Data listing.

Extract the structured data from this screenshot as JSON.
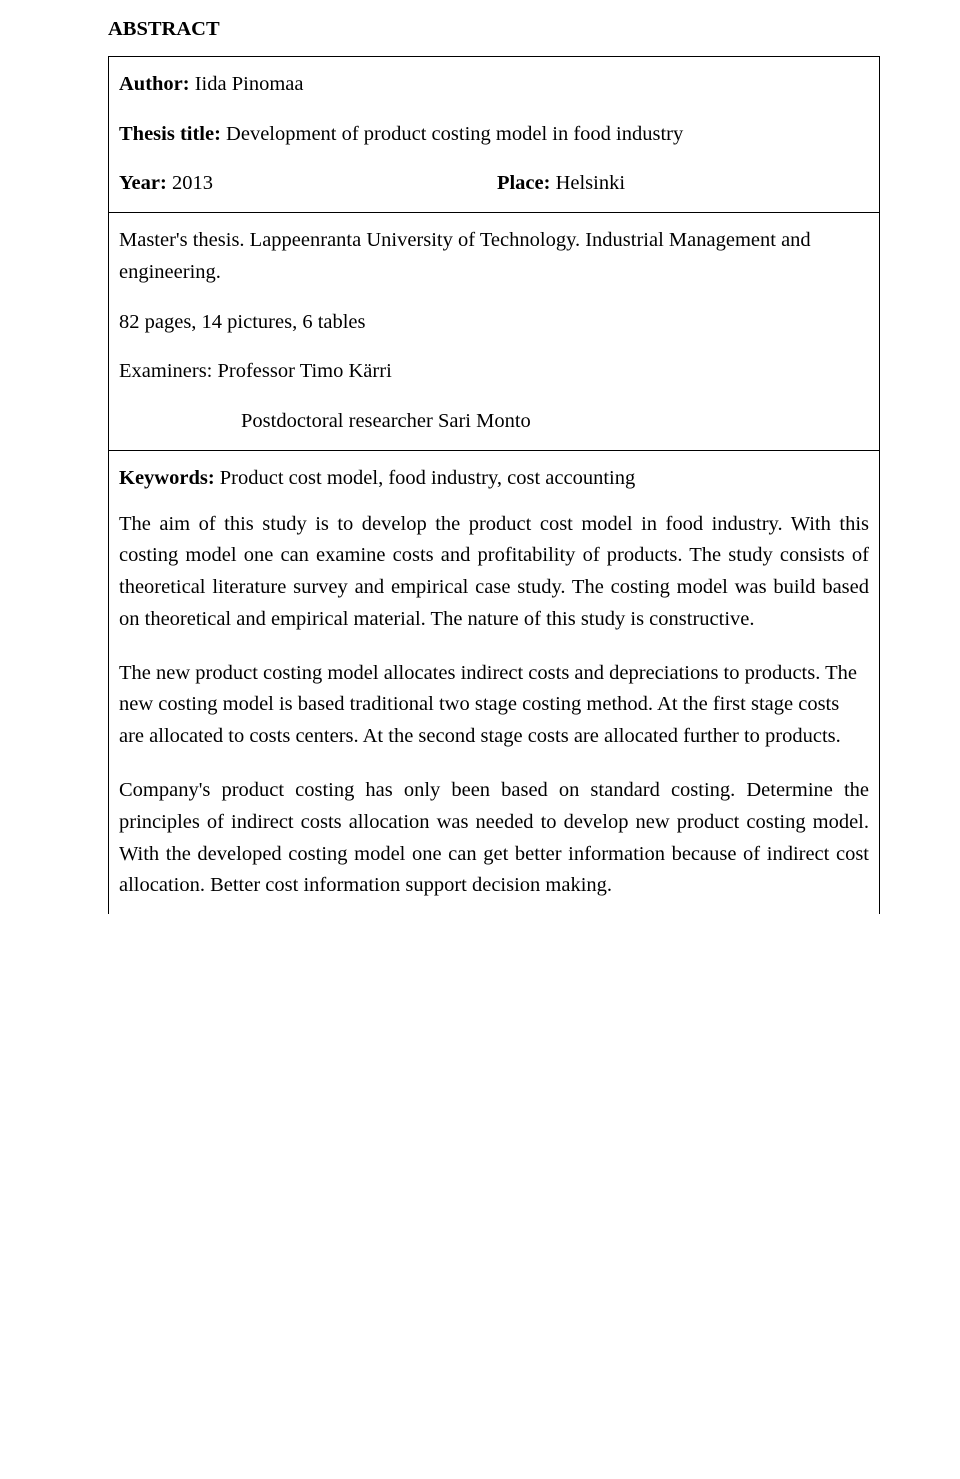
{
  "heading": "ABSTRACT",
  "titlebox": {
    "author_label": "Author:",
    "author_value": "Iida Pinomaa",
    "thesis_label": "Thesis title:",
    "thesis_value": "Development of product costing model in food industry",
    "year_label": "Year:",
    "year_value": "2013",
    "place_label": "Place:",
    "place_value": "Helsinki"
  },
  "details": {
    "degree": "Master's thesis. Lappeenranta University of Technology. Industrial Management and engineering.",
    "extent": "82 pages, 14 pictures,  6 tables",
    "examiners_label": "Examiners:",
    "examiner1": "Professor Timo Kärri",
    "examiner2": "Postdoctoral researcher Sari Monto"
  },
  "body": {
    "keywords_label": "Keywords:",
    "keywords_value": "Product cost model, food industry, cost accounting",
    "p1": "The aim of this study is to develop the product cost model in food industry. With this costing model one can examine costs and profitability of products. The study consists of theoretical literature survey and empirical case study. The costing model was build based on theoretical and empirical material. The nature of this study is constructive.",
    "p2": "The new product costing model allocates indirect costs and depreciations to products. The new costing model is based traditional two stage costing method. At the first stage costs are allocated to costs centers. At the second stage costs are allocated further to products.",
    "p3": "Company's product costing has only been based on standard costing. Determine the principles of indirect costs allocation was needed to develop new product costing model. With the developed costing model one can get better information because of indirect cost allocation. Better cost information support decision making."
  }
}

Problem statement.
Copy every record above exactly, leaving out any pictures.

The reply.
Extract the structured data from this screenshot as JSON.
{
  "heading": "ABSTRACT",
  "titlebox": {
    "author_label": "Author:",
    "author_value": "Iida Pinomaa",
    "thesis_label": "Thesis title:",
    "thesis_value": "Development of product costing model in food industry",
    "year_label": "Year:",
    "year_value": "2013",
    "place_label": "Place:",
    "place_value": "Helsinki"
  },
  "details": {
    "degree": "Master's thesis. Lappeenranta University of Technology. Industrial Management and engineering.",
    "extent": "82 pages, 14 pictures,  6 tables",
    "examiners_label": "Examiners:",
    "examiner1": "Professor Timo Kärri",
    "examiner2": "Postdoctoral researcher Sari Monto"
  },
  "body": {
    "keywords_label": "Keywords:",
    "keywords_value": "Product cost model, food industry, cost accounting",
    "p1": "The aim of this study is to develop the product cost model in food industry. With this costing model one can examine costs and profitability of products. The study consists of theoretical literature survey and empirical case study. The costing model was build based on theoretical and empirical material. The nature of this study is constructive.",
    "p2": "The new product costing model allocates indirect costs and depreciations to products. The new costing model is based traditional two stage costing method. At the first stage costs are allocated to costs centers. At the second stage costs are allocated further to products.",
    "p3": "Company's product costing has only been based on standard costing. Determine the principles of indirect costs allocation was needed to develop new product costing model. With the developed costing model one can get better information because of indirect cost allocation. Better cost information support decision making."
  }
}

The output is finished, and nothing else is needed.